DIRECTION - Copy the lines that follow, keeping every character the same.

PROVIDED DATA -

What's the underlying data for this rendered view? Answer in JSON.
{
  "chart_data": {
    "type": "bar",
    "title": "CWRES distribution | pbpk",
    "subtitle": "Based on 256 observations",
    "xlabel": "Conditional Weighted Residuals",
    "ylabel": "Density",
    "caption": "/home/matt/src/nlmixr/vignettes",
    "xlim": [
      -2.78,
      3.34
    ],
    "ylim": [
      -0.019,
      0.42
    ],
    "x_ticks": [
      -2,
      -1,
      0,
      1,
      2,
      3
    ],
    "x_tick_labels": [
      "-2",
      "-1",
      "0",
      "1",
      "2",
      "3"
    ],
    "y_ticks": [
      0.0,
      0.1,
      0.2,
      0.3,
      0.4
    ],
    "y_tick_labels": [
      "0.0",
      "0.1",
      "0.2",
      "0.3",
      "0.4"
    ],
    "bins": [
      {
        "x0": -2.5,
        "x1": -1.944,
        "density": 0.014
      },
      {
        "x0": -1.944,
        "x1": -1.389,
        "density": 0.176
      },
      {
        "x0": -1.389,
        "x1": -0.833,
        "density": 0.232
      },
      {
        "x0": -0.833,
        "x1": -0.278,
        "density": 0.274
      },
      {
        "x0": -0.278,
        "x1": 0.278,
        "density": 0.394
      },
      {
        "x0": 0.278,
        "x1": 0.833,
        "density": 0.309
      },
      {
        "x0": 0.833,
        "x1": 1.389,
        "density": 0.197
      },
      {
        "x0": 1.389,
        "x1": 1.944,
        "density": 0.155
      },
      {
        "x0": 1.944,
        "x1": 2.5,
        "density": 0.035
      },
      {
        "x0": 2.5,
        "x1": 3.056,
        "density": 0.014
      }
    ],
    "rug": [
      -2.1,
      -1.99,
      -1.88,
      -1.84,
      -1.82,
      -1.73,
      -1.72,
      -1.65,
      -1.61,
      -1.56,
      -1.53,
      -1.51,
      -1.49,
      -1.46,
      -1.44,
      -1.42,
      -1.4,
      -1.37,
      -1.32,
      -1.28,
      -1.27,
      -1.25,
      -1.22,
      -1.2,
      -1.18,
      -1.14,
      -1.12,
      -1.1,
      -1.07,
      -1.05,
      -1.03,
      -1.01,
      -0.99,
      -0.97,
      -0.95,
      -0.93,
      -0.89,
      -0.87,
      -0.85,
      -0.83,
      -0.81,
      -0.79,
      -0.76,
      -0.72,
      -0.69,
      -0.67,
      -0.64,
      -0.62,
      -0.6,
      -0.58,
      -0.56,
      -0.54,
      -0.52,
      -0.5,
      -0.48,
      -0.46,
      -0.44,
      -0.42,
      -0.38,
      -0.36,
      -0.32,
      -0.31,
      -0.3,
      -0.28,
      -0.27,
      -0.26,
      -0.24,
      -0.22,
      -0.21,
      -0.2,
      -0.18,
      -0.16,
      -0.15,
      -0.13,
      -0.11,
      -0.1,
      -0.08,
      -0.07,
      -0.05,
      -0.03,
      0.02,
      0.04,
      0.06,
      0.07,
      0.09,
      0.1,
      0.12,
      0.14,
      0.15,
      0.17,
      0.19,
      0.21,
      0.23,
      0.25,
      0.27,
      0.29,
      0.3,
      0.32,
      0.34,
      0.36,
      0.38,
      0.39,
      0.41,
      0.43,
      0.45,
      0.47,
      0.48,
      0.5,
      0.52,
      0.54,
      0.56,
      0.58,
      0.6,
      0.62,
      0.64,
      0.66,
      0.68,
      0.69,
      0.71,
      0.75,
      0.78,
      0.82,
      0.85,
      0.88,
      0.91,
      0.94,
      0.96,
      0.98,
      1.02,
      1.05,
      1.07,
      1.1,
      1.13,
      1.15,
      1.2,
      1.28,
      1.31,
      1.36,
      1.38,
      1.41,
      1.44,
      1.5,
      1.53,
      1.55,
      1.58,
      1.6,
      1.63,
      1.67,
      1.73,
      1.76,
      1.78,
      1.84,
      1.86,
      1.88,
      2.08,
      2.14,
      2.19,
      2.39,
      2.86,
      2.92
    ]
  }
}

SOLUTION TO THIS TASK -
What's the underlying data for this rendered view? Answer in JSON.
{
  "chart_data": {
    "type": "bar",
    "title": "CWRES distribution | pbpk",
    "subtitle": "Based on 256 observations",
    "xlabel": "Conditional Weighted Residuals",
    "ylabel": "Density",
    "caption": "/home/matt/src/nlmixr/vignettes",
    "xlim": [
      -2.78,
      3.34
    ],
    "ylim": [
      -0.019,
      0.42
    ],
    "x_ticks": [
      -2,
      -1,
      0,
      1,
      2,
      3
    ],
    "x_tick_labels": [
      "-2",
      "-1",
      "0",
      "1",
      "2",
      "3"
    ],
    "y_ticks": [
      0.0,
      0.1,
      0.2,
      0.3,
      0.4
    ],
    "y_tick_labels": [
      "0.0",
      "0.1",
      "0.2",
      "0.3",
      "0.4"
    ],
    "bins": [
      {
        "x0": -2.5,
        "x1": -1.944,
        "density": 0.014
      },
      {
        "x0": -1.944,
        "x1": -1.389,
        "density": 0.176
      },
      {
        "x0": -1.389,
        "x1": -0.833,
        "density": 0.232
      },
      {
        "x0": -0.833,
        "x1": -0.278,
        "density": 0.274
      },
      {
        "x0": -0.278,
        "x1": 0.278,
        "density": 0.394
      },
      {
        "x0": 0.278,
        "x1": 0.833,
        "density": 0.309
      },
      {
        "x0": 0.833,
        "x1": 1.389,
        "density": 0.197
      },
      {
        "x0": 1.389,
        "x1": 1.944,
        "density": 0.155
      },
      {
        "x0": 1.944,
        "x1": 2.5,
        "density": 0.035
      },
      {
        "x0": 2.5,
        "x1": 3.056,
        "density": 0.014
      }
    ],
    "rug": [
      -2.1,
      -1.99,
      -1.88,
      -1.84,
      -1.82,
      -1.73,
      -1.72,
      -1.65,
      -1.61,
      -1.56,
      -1.53,
      -1.51,
      -1.49,
      -1.46,
      -1.44,
      -1.42,
      -1.4,
      -1.37,
      -1.32,
      -1.28,
      -1.27,
      -1.25,
      -1.22,
      -1.2,
      -1.18,
      -1.14,
      -1.12,
      -1.1,
      -1.07,
      -1.05,
      -1.03,
      -1.01,
      -0.99,
      -0.97,
      -0.95,
      -0.93,
      -0.89,
      -0.87,
      -0.85,
      -0.83,
      -0.81,
      -0.79,
      -0.76,
      -0.72,
      -0.69,
      -0.67,
      -0.64,
      -0.62,
      -0.6,
      -0.58,
      -0.56,
      -0.54,
      -0.52,
      -0.5,
      -0.48,
      -0.46,
      -0.44,
      -0.42,
      -0.38,
      -0.36,
      -0.32,
      -0.31,
      -0.3,
      -0.28,
      -0.27,
      -0.26,
      -0.24,
      -0.22,
      -0.21,
      -0.2,
      -0.18,
      -0.16,
      -0.15,
      -0.13,
      -0.11,
      -0.1,
      -0.08,
      -0.07,
      -0.05,
      -0.03,
      0.02,
      0.04,
      0.06,
      0.07,
      0.09,
      0.1,
      0.12,
      0.14,
      0.15,
      0.17,
      0.19,
      0.21,
      0.23,
      0.25,
      0.27,
      0.29,
      0.3,
      0.32,
      0.34,
      0.36,
      0.38,
      0.39,
      0.41,
      0.43,
      0.45,
      0.47,
      0.48,
      0.5,
      0.52,
      0.54,
      0.56,
      0.58,
      0.6,
      0.62,
      0.64,
      0.66,
      0.68,
      0.69,
      0.71,
      0.75,
      0.78,
      0.82,
      0.85,
      0.88,
      0.91,
      0.94,
      0.96,
      0.98,
      1.02,
      1.05,
      1.07,
      1.1,
      1.13,
      1.15,
      1.2,
      1.28,
      1.31,
      1.36,
      1.38,
      1.41,
      1.44,
      1.5,
      1.53,
      1.55,
      1.58,
      1.6,
      1.63,
      1.67,
      1.73,
      1.76,
      1.78,
      1.84,
      1.86,
      1.88,
      2.08,
      2.14,
      2.19,
      2.39,
      2.86,
      2.92
    ]
  }
}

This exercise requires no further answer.